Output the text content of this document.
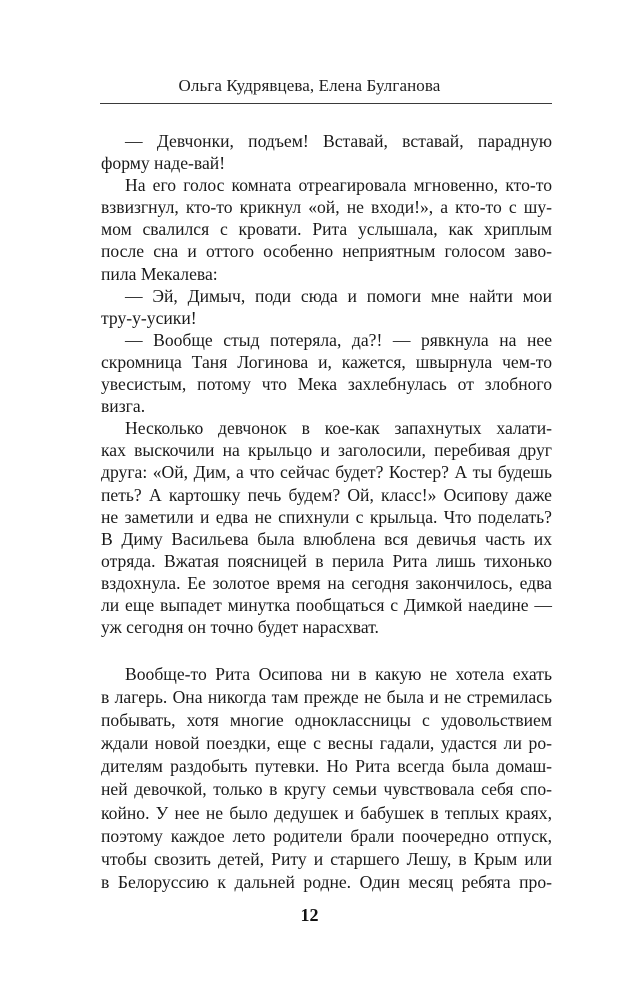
Ольга Кудрявцева, Елена Булганова
— Девчонки, подъем! Вставай, вставай, парадную
форму наде-вай!
На его голос комната отреагировала мгновенно, кто-то
взвизгнул, кто-то крикнул «ой, не входи!», а кто-то с шу-
мом свалился с кровати. Рита услышала, как хриплым
после сна и оттого особенно неприятным голосом заво-
пила Мекалева:
— Эй, Димыч, поди сюда и помоги мне найти мои
тру-у-усики!
— Вообще стыд потеряла, да?! — рявкнула на нее
скромница Таня Логинова и, кажется, швырнула чем-то
увесистым, потому что Мека захлебнулась от злобного
визга.
Несколько девчонок в кое-как запахнутых халати-
ках выскочили на крыльцо и заголосили, перебивая друг
друга: «Ой, Дим, а что сейчас будет? Костер? А ты будешь
петь? А картошку печь будем? Ой, класс!» Осипову даже
не заметили и едва не спихнули с крыльца. Что поделать?
В Диму Васильева была влюблена вся девичья часть их
отряда. Вжатая поясницей в перила Рита лишь тихонько
вздохнула. Ее золотое время на сегодня закончилось, едва
ли еще выпадет минутка пообщаться с Димкой наедине —
уж сегодня он точно будет нарасхват.
Вообще-то Рита Осипова ни в какую не хотела ехать
в лагерь. Она никогда там прежде не была и не стремилась
побывать, хотя многие одноклассницы с удовольствием
ждали новой поездки, еще с весны гадали, удастся ли ро-
дителям раздобыть путевки. Но Рита всегда была домаш-
ней девочкой, только в кругу семьи чувствовала себя спо-
койно. У нее не было дедушек и бабушек в теплых краях,
поэтому каждое лето родители брали поочередно отпуск,
чтобы свозить детей, Риту и старшего Лешу, в Крым или
в Белоруссию к дальней родне. Один месяц ребята про-
12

- _Task directions_: Make a verbatim copy of all the entries and strip out the pictures.

- _Result for this task_:
Output the text content of this document.
Ольга Кудрявцева, Елена Булганова
— Девчонки, подъем! Вставай, вставай, парадную
форму наде-вай!
На его голос комната отреагировала мгновенно, кто-то
взвизгнул, кто-то крикнул «ой, не входи!», а кто-то с шу-
мом свалился с кровати. Рита услышала, как хриплым
после сна и оттого особенно неприятным голосом заво-
пила Мекалева:
— Эй, Димыч, поди сюда и помоги мне найти мои
тру-у-усики!
— Вообще стыд потеряла, да?! — рявкнула на нее
скромница Таня Логинова и, кажется, швырнула чем-то
увесистым, потому что Мека захлебнулась от злобного
визга.
Несколько девчонок в кое-как запахнутых халати-
ках выскочили на крыльцо и заголосили, перебивая друг
друга: «Ой, Дим, а что сейчас будет? Костер? А ты будешь
петь? А картошку печь будем? Ой, класс!» Осипову даже
не заметили и едва не спихнули с крыльца. Что поделать?
В Диму Васильева была влюблена вся девичья часть их
отряда. Вжатая поясницей в перила Рита лишь тихонько
вздохнула. Ее золотое время на сегодня закончилось, едва
ли еще выпадет минутка пообщаться с Димкой наедине —
уж сегодня он точно будет нарасхват.
Вообще-то Рита Осипова ни в какую не хотела ехать
в лагерь. Она никогда там прежде не была и не стремилась
побывать, хотя многие одноклассницы с удовольствием
ждали новой поездки, еще с весны гадали, удастся ли ро-
дителям раздобыть путевки. Но Рита всегда была домаш-
ней девочкой, только в кругу семьи чувствовала себя спо-
койно. У нее не было дедушек и бабушек в теплых краях,
поэтому каждое лето родители брали поочередно отпуск,
чтобы свозить детей, Риту и старшего Лешу, в Крым или
в Белоруссию к дальней родне. Один месяц ребята про-
12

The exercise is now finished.